_The task:_ The listing below is the input. Say how many of its lines contain "MainWindow", giving the number alone.

※ ※ ※

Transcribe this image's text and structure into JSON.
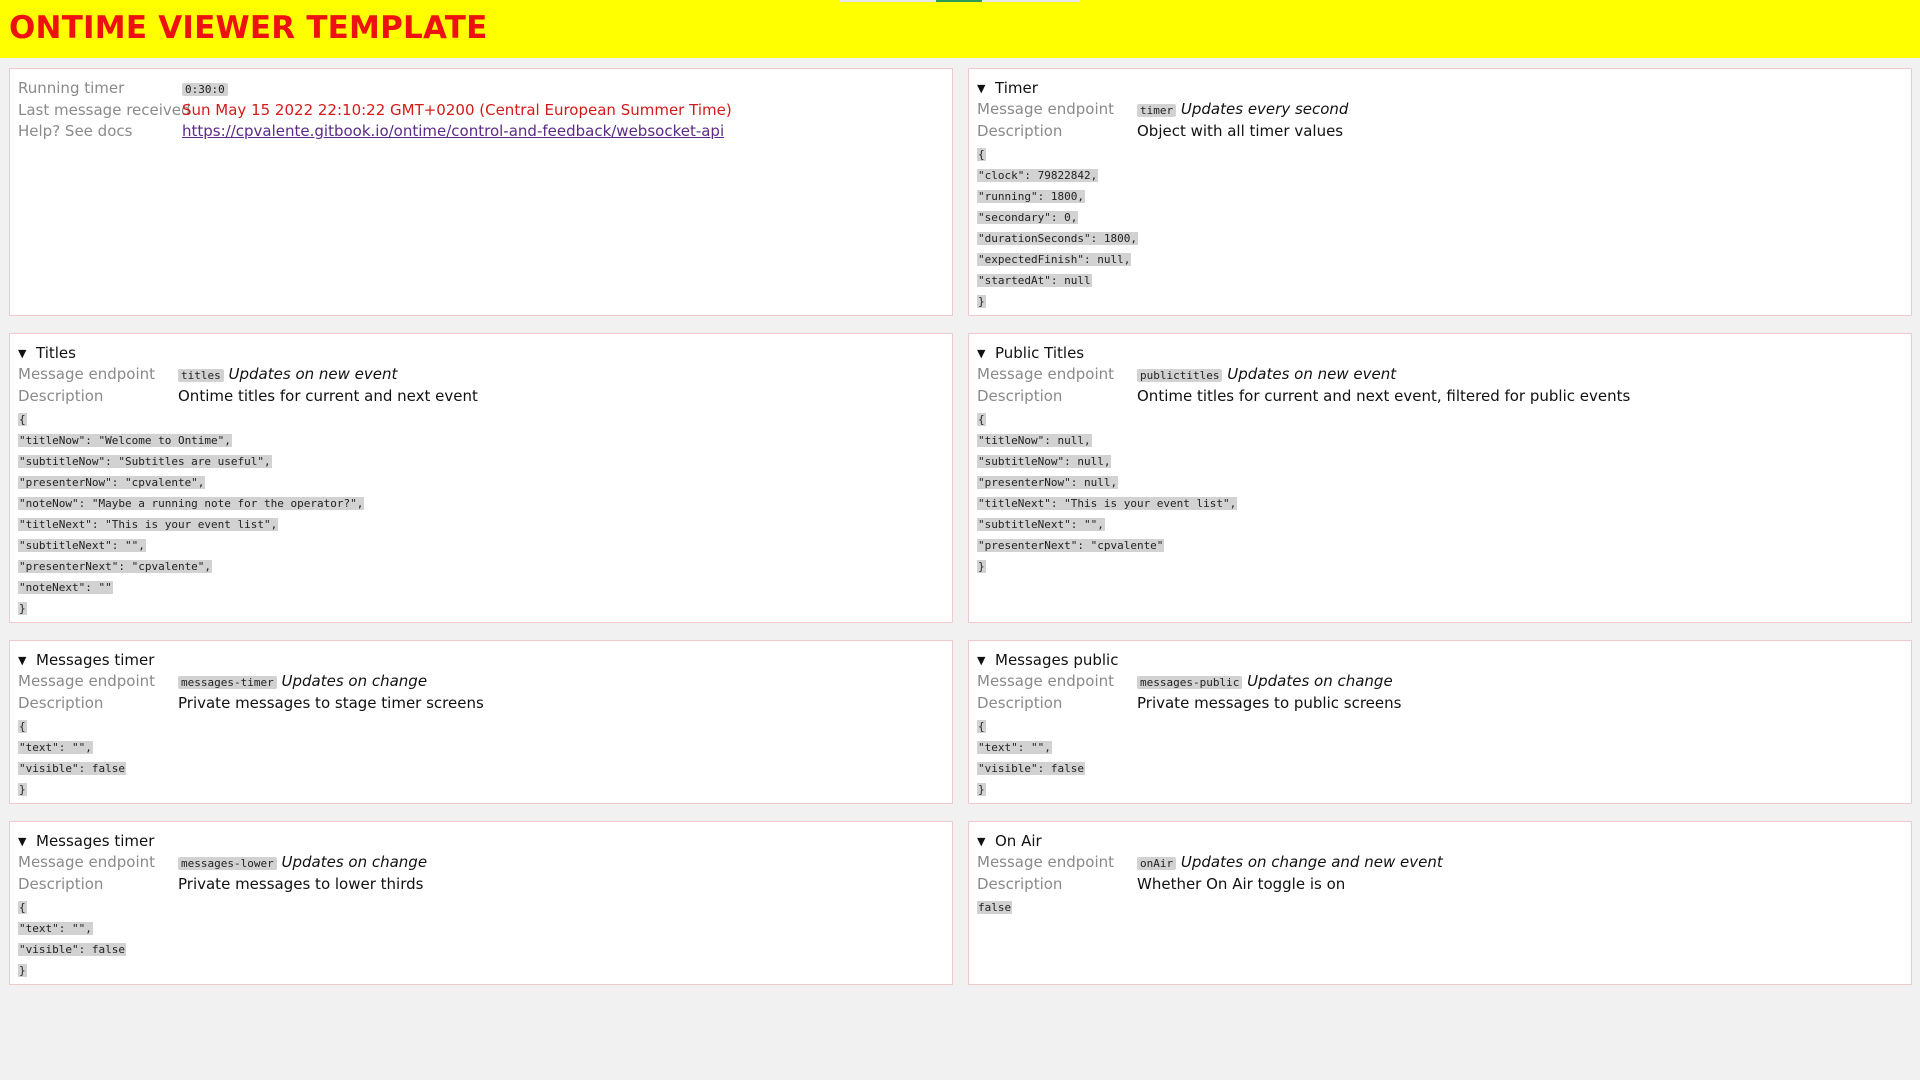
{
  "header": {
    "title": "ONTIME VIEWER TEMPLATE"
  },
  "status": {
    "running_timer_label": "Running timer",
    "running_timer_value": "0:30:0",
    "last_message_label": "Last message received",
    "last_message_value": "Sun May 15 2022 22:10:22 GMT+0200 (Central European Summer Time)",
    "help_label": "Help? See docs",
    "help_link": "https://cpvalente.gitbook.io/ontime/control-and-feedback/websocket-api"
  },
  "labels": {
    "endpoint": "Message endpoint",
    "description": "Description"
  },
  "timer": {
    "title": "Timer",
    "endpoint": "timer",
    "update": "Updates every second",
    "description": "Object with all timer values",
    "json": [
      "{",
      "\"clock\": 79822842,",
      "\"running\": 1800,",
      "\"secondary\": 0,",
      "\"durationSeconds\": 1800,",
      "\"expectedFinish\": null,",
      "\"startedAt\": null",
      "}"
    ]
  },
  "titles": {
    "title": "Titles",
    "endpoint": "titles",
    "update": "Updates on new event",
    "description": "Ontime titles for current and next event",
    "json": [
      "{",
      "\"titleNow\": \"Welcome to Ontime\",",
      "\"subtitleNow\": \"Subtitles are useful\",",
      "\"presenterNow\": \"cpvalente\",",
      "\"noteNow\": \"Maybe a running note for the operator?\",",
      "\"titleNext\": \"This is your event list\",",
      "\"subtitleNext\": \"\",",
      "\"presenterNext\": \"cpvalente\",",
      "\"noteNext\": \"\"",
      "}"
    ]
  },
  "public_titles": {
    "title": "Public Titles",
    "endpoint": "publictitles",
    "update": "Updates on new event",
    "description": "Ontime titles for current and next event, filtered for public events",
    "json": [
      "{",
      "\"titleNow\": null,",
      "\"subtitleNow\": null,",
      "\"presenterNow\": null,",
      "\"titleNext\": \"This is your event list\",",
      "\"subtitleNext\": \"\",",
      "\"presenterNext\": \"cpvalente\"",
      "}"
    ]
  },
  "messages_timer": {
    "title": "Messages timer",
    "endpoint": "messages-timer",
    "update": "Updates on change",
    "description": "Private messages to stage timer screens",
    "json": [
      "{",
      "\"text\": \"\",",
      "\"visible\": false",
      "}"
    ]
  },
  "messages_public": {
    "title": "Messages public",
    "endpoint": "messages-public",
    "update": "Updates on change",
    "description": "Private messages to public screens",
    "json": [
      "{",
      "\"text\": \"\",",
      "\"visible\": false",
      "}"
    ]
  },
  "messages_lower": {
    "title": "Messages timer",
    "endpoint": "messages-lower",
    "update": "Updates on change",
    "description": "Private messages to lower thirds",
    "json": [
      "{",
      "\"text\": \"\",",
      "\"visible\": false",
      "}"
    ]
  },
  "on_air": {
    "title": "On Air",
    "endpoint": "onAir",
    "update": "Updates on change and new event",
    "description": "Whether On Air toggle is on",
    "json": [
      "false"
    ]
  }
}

※ ※ ※

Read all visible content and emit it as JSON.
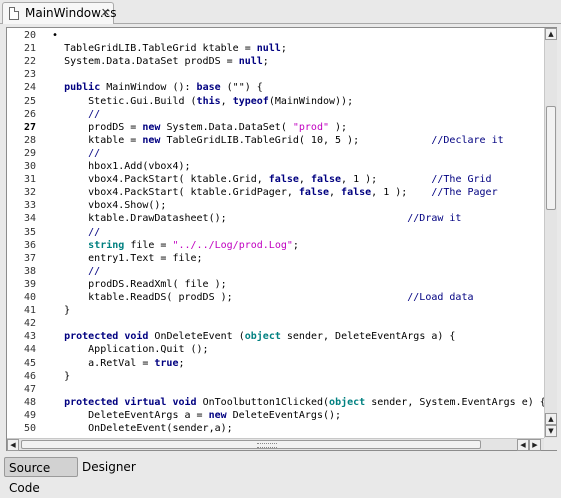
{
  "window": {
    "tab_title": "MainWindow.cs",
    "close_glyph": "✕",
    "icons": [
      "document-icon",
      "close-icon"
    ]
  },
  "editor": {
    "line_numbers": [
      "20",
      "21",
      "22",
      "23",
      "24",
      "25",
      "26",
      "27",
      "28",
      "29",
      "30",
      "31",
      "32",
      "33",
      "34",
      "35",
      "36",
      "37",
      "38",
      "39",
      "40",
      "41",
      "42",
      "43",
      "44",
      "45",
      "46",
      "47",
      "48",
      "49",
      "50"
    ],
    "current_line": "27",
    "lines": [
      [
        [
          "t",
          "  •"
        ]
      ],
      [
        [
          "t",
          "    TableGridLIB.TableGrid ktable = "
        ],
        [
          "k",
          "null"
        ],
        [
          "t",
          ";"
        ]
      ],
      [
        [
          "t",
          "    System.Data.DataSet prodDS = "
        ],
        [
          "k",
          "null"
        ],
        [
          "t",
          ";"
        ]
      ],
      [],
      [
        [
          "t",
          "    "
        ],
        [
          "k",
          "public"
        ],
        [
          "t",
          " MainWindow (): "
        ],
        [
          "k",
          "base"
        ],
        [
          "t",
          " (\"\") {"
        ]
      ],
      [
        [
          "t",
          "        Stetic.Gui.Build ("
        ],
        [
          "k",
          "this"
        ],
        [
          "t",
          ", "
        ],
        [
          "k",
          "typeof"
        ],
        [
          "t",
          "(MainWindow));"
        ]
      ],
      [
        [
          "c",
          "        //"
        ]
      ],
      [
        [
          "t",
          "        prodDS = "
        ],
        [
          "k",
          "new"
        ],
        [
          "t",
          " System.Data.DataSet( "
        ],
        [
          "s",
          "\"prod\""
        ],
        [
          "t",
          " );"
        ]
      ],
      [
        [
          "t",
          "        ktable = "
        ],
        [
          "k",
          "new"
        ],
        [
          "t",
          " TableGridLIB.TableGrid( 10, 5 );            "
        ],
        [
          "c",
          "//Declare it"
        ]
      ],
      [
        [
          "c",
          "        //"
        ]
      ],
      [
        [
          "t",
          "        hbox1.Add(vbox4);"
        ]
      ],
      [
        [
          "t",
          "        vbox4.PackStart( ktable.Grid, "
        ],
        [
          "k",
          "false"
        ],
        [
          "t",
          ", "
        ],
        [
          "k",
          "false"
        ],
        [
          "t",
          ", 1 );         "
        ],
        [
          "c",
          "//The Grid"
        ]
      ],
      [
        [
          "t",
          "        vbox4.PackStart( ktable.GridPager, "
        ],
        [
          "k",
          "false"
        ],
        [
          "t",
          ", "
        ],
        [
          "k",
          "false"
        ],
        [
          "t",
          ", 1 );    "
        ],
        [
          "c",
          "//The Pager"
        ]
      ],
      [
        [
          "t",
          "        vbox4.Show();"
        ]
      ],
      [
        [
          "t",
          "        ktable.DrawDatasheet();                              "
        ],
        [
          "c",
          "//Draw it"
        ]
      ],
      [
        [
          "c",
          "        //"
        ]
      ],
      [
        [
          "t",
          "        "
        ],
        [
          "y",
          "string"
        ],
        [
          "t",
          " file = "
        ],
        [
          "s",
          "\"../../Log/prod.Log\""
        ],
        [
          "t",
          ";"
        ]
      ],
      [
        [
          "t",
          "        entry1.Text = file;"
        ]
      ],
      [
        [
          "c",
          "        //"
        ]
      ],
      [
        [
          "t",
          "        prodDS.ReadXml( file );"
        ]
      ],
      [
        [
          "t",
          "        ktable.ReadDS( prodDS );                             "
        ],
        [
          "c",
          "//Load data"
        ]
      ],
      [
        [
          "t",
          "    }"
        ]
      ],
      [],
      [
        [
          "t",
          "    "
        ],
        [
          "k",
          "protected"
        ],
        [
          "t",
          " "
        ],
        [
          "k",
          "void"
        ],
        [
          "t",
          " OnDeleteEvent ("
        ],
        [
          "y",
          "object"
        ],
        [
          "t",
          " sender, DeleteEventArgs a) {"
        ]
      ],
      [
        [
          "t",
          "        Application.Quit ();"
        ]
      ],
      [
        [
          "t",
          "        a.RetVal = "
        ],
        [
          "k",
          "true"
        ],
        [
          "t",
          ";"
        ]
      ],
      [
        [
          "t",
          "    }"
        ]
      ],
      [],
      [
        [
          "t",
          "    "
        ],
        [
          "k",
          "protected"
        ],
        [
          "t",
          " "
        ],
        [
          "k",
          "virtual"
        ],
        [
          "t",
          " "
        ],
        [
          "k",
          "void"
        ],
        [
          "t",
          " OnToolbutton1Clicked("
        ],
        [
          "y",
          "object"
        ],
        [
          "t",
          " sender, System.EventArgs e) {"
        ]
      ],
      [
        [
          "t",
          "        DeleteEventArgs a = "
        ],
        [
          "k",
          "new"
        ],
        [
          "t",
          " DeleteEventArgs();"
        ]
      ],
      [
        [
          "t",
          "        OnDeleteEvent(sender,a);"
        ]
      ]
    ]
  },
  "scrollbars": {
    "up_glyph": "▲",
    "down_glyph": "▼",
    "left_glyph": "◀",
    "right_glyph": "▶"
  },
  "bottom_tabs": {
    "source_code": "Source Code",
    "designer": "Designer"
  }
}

※ ※ ※

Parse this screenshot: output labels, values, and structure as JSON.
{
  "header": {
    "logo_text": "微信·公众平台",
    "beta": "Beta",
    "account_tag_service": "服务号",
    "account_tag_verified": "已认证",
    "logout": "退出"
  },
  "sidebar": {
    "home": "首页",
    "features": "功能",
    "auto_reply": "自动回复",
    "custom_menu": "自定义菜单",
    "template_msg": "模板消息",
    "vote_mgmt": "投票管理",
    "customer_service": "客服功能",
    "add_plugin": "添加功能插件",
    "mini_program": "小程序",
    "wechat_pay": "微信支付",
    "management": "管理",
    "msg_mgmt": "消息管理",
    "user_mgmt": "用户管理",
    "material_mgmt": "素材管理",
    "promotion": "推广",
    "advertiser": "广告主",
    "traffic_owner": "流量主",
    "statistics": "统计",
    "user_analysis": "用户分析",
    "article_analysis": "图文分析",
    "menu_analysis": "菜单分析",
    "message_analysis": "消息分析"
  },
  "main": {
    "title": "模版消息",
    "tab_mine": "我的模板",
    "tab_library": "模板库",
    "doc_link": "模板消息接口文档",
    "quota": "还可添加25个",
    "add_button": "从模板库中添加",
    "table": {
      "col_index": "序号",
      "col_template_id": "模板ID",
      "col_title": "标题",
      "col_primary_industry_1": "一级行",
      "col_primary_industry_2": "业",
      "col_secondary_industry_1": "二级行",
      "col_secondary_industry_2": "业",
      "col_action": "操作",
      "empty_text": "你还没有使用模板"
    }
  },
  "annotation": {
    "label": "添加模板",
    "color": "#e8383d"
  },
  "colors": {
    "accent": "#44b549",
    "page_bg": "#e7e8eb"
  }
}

※ ※ ※

_Written response:_ 3